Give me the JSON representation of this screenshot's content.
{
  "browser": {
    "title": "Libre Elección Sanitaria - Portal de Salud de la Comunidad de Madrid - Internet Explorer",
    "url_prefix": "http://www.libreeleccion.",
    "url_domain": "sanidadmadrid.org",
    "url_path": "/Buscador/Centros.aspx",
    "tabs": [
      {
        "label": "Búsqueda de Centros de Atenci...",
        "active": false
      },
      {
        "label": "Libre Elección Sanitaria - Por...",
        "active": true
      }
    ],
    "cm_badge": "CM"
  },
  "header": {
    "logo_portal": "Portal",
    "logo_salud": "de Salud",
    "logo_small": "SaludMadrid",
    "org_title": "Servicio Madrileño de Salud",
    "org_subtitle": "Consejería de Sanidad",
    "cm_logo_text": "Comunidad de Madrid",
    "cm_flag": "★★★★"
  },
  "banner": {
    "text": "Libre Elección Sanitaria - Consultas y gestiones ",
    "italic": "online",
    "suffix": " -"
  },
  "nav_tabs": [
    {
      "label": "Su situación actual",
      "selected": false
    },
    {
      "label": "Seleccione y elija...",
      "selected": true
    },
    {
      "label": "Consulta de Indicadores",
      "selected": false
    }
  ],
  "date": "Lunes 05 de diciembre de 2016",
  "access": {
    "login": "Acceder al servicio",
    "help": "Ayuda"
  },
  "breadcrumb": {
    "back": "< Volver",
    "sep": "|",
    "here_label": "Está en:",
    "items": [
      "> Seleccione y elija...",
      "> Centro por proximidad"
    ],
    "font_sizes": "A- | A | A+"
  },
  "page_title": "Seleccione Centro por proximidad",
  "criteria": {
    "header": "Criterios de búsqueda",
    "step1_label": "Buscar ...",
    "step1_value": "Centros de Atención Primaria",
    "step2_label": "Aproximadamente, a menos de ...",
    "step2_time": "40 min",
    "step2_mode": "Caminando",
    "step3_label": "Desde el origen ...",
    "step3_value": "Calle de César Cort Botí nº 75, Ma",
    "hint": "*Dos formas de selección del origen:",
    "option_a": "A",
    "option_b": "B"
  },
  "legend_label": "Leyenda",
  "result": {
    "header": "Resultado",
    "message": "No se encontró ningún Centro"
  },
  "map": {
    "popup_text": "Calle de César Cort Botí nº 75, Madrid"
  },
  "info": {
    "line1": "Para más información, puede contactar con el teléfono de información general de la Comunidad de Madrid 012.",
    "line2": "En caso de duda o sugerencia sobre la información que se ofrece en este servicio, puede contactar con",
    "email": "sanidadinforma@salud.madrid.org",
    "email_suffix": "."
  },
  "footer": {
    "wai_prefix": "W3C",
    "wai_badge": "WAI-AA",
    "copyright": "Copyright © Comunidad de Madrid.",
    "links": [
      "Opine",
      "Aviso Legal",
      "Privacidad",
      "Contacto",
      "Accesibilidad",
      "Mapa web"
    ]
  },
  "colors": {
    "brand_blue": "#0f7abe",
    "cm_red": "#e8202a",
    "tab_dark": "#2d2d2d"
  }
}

WHAT IS REQUIRED: From the entries above, extract every line where the word "Centros" appears.

EXERCISE OUTPUT:
    "url_path": "/Buscador/Centros.aspx",
        "label": "Búsqueda de Centros de Atenci...",
    "step1_value": "Centros de Atención Primaria",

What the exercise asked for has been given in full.